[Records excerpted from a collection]

● ● ● ● ● ● ●

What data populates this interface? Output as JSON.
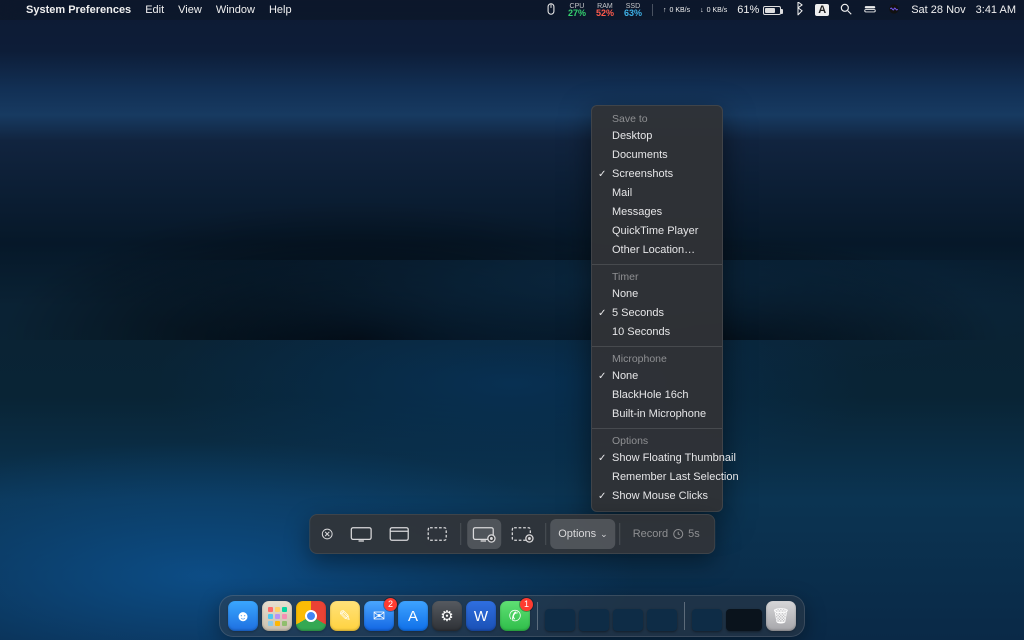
{
  "menubar": {
    "app": "System Preferences",
    "menus": [
      "Edit",
      "View",
      "Window",
      "Help"
    ],
    "stats": {
      "cpu_label": "CPU",
      "cpu_value": "27%",
      "ram_label": "RAM",
      "ram_value": "52%",
      "ssd_label": "SSD",
      "ssd_value": "63%"
    },
    "net_up": "0 KB/s",
    "net_down": "0 KB/s",
    "battery_pct": "61%",
    "input_source": "A",
    "date": "Sat 28 Nov",
    "time": "3:41 AM"
  },
  "screenshot_toolbar": {
    "options_label": "Options",
    "record_label": "Record",
    "record_timer": "5s"
  },
  "options_menu": {
    "sections": [
      {
        "title": "Save to",
        "items": [
          {
            "label": "Desktop",
            "checked": false
          },
          {
            "label": "Documents",
            "checked": false
          },
          {
            "label": "Screenshots",
            "checked": true
          },
          {
            "label": "Mail",
            "checked": false
          },
          {
            "label": "Messages",
            "checked": false
          },
          {
            "label": "QuickTime Player",
            "checked": false
          },
          {
            "label": "Other Location…",
            "checked": false
          }
        ]
      },
      {
        "title": "Timer",
        "items": [
          {
            "label": "None",
            "checked": false
          },
          {
            "label": "5 Seconds",
            "checked": true
          },
          {
            "label": "10 Seconds",
            "checked": false
          }
        ]
      },
      {
        "title": "Microphone",
        "items": [
          {
            "label": "None",
            "checked": true
          },
          {
            "label": "BlackHole 16ch",
            "checked": false
          },
          {
            "label": "Built-in Microphone",
            "checked": false
          }
        ]
      },
      {
        "title": "Options",
        "items": [
          {
            "label": "Show Floating Thumbnail",
            "checked": true
          },
          {
            "label": "Remember Last Selection",
            "checked": false
          },
          {
            "label": "Show Mouse Clicks",
            "checked": true
          }
        ]
      }
    ]
  },
  "dock": {
    "apps": [
      {
        "name": "finder",
        "color": "linear-gradient(#3aa7ff,#1e6fe0)",
        "glyph": "☻"
      },
      {
        "name": "launchpad",
        "color": "linear-gradient(#e8e0d0,#c9c0af)",
        "glyph": "▦"
      },
      {
        "name": "chrome",
        "color": "#fff",
        "glyph": "◉"
      },
      {
        "name": "notes",
        "color": "linear-gradient(#ffe27a,#ffd23f)",
        "glyph": "✎"
      },
      {
        "name": "mail",
        "color": "linear-gradient(#4aa6ff,#1266e3)",
        "glyph": "✉",
        "badge": "2"
      },
      {
        "name": "appstore",
        "color": "linear-gradient(#3ea3ff,#0f6fe8)",
        "glyph": "A"
      },
      {
        "name": "system-preferences",
        "color": "linear-gradient(#565a60,#2e3136)",
        "glyph": "⚙"
      },
      {
        "name": "word",
        "color": "linear-gradient(#2f6fe0,#1a50b5)",
        "glyph": "W"
      },
      {
        "name": "messages",
        "color": "linear-gradient(#5fe074,#2fbd4a)",
        "glyph": "✆",
        "badge": "1"
      }
    ]
  }
}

● ● ● ● ● ● ●

● SHORT TASK
Restate the whole of the material word for word without the pictures.

● TASK RESULT
What data populates this interface? Output as JSON.
{
  "menubar": {
    "app": "System Preferences",
    "menus": [
      "Edit",
      "View",
      "Window",
      "Help"
    ],
    "stats": {
      "cpu_label": "CPU",
      "cpu_value": "27%",
      "ram_label": "RAM",
      "ram_value": "52%",
      "ssd_label": "SSD",
      "ssd_value": "63%"
    },
    "net_up": "0 KB/s",
    "net_down": "0 KB/s",
    "battery_pct": "61%",
    "input_source": "A",
    "date": "Sat 28 Nov",
    "time": "3:41 AM"
  },
  "screenshot_toolbar": {
    "options_label": "Options",
    "record_label": "Record",
    "record_timer": "5s"
  },
  "options_menu": {
    "sections": [
      {
        "title": "Save to",
        "items": [
          {
            "label": "Desktop",
            "checked": false
          },
          {
            "label": "Documents",
            "checked": false
          },
          {
            "label": "Screenshots",
            "checked": true
          },
          {
            "label": "Mail",
            "checked": false
          },
          {
            "label": "Messages",
            "checked": false
          },
          {
            "label": "QuickTime Player",
            "checked": false
          },
          {
            "label": "Other Location…",
            "checked": false
          }
        ]
      },
      {
        "title": "Timer",
        "items": [
          {
            "label": "None",
            "checked": false
          },
          {
            "label": "5 Seconds",
            "checked": true
          },
          {
            "label": "10 Seconds",
            "checked": false
          }
        ]
      },
      {
        "title": "Microphone",
        "items": [
          {
            "label": "None",
            "checked": true
          },
          {
            "label": "BlackHole 16ch",
            "checked": false
          },
          {
            "label": "Built-in Microphone",
            "checked": false
          }
        ]
      },
      {
        "title": "Options",
        "items": [
          {
            "label": "Show Floating Thumbnail",
            "checked": true
          },
          {
            "label": "Remember Last Selection",
            "checked": false
          },
          {
            "label": "Show Mouse Clicks",
            "checked": true
          }
        ]
      }
    ]
  },
  "dock": {
    "apps": [
      {
        "name": "finder",
        "color": "linear-gradient(#3aa7ff,#1e6fe0)",
        "glyph": "☻"
      },
      {
        "name": "launchpad",
        "color": "linear-gradient(#e8e0d0,#c9c0af)",
        "glyph": "▦"
      },
      {
        "name": "chrome",
        "color": "#fff",
        "glyph": "◉"
      },
      {
        "name": "notes",
        "color": "linear-gradient(#ffe27a,#ffd23f)",
        "glyph": "✎"
      },
      {
        "name": "mail",
        "color": "linear-gradient(#4aa6ff,#1266e3)",
        "glyph": "✉",
        "badge": "2"
      },
      {
        "name": "appstore",
        "color": "linear-gradient(#3ea3ff,#0f6fe8)",
        "glyph": "A"
      },
      {
        "name": "system-preferences",
        "color": "linear-gradient(#565a60,#2e3136)",
        "glyph": "⚙"
      },
      {
        "name": "word",
        "color": "linear-gradient(#2f6fe0,#1a50b5)",
        "glyph": "W"
      },
      {
        "name": "messages",
        "color": "linear-gradient(#5fe074,#2fbd4a)",
        "glyph": "✆",
        "badge": "1"
      }
    ]
  }
}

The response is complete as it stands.